Exercise prompt
Print all of the entries exactly, minus the pictures.

[start of Task material]

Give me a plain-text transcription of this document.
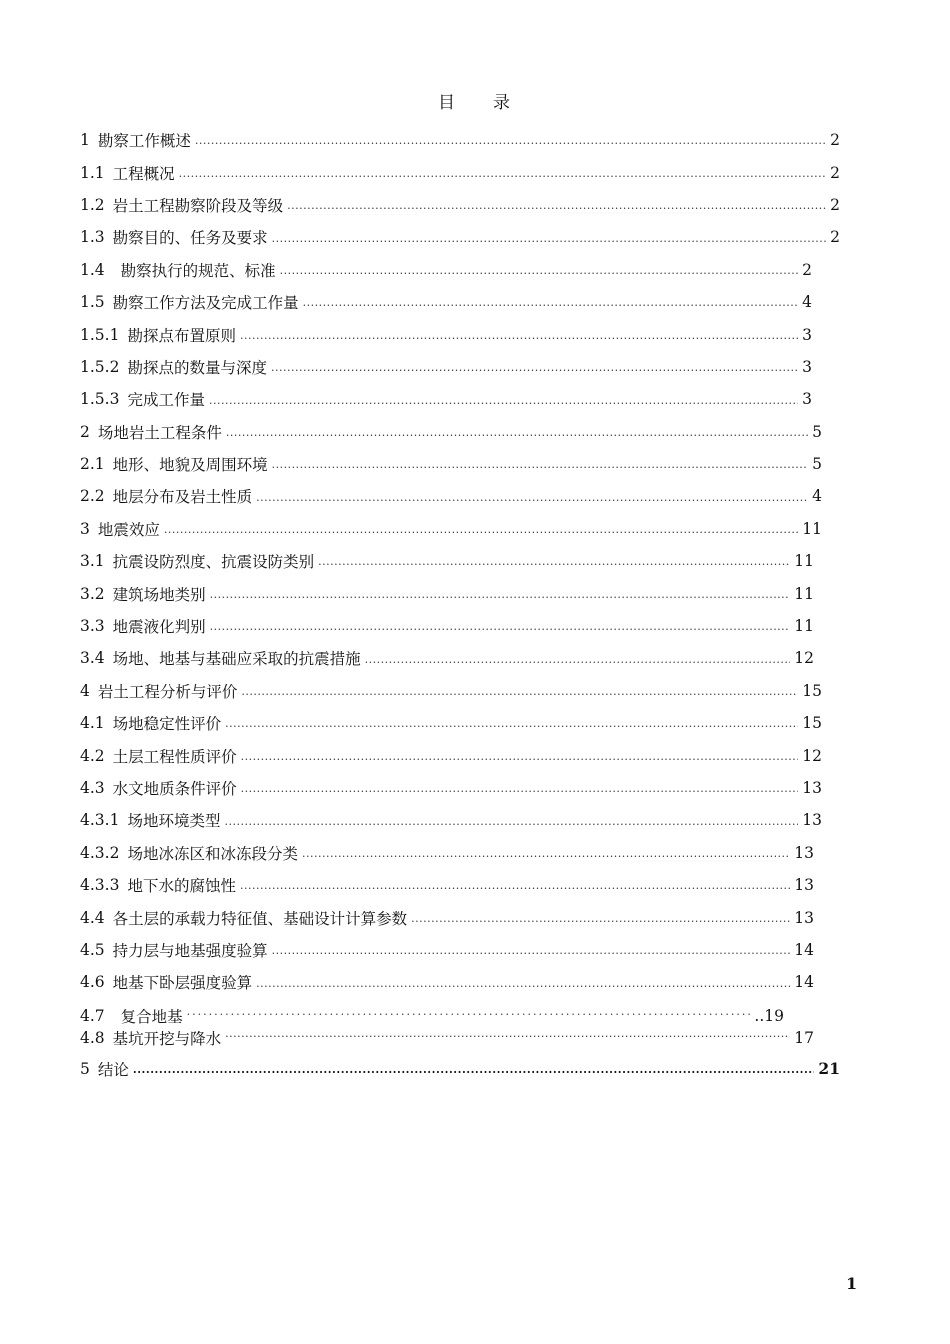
目 录
1 勘察工作概述 .....	2
1.1 工程概况 .....	2
1.2 岩土工程勘察阶段及等级 .....	2
1.3 勘察目的、任务及要求 .....	2
1.4 勘察执行的规范、标准 .....	2
1.5 勘察工作方法及完成工作量 .....	4
1.5.1 勘探点布置原则 .....	3
1.5.2 勘探点的数量与深度 .....	3
1.5.3 完成工作量 .....	3
2 场地岩土工程条件 .....	5
2.1 地形、地貌及周围环境 .....	5
2.2 地层分布及岩土性质 .....	4
3 地震效应 .....	11
3.1 抗震设防烈度、抗震设防类别 .....	11
3.2 建筑场地类别 .....	11
3.3 地震液化判别 .....	11
3.4 场地、地基与基础应采取的抗震措施 .....	12
4 岩土工程分析与评价 .....	15
4.1 场地稳定性评价 .....	15
4.2 土层工程性质评价 .....	12
4.3 水文地质条件评价 .....	13
4.3.1 场地环境类型 .....	13
4.3.2 场地冰冻区和冰冻段分类 .....	13
4.3.3 地下水的腐蚀性 .....	13
4.4 各土层的承载力特征值、基础设计计算参数 .....	13
4.5 持力层与地基强度验算 .....	14
4.6 地基下卧层强度验算 .....	14
4.7 复合地基 .....	..19
4.8 基坑开挖与降水 .....	17
5 结论 .....	21
1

[end of Task material]

Full answer
Give me a plain-text transcription of this document.
目 录
1 勘察工作概述 .....	2
1.1 工程概况 .....	2
1.2 岩土工程勘察阶段及等级 .....	2
1.3 勘察目的、任务及要求 .....	2
1.4 勘察执行的规范、标准 .....	2
1.5 勘察工作方法及完成工作量 .....	4
1.5.1 勘探点布置原则 .....	3
1.5.2 勘探点的数量与深度 .....	3
1.5.3 完成工作量 .....	3
2 场地岩土工程条件 .....	5
2.1 地形、地貌及周围环境 .....	5
2.2 地层分布及岩土性质 .....	4
3 地震效应 .....	11
3.1 抗震设防烈度、抗震设防类别 .....	11
3.2 建筑场地类别 .....	11
3.3 地震液化判别 .....	11
3.4 场地、地基与基础应采取的抗震措施 .....	12
4 岩土工程分析与评价 .....	15
4.1 场地稳定性评价 .....	15
4.2 土层工程性质评价 .....	12
4.3 水文地质条件评价 .....	13
4.3.1 场地环境类型 .....	13
4.3.2 场地冰冻区和冰冻段分类 .....	13
4.3.3 地下水的腐蚀性 .....	13
4.4 各土层的承载力特征值、基础设计计算参数 .....	13
4.5 持力层与地基强度验算 .....	14
4.6 地基下卧层强度验算 .....	14
4.7 复合地基 .....	..19
4.8 基坑开挖与降水 .....	17
5 结论 .....	21
1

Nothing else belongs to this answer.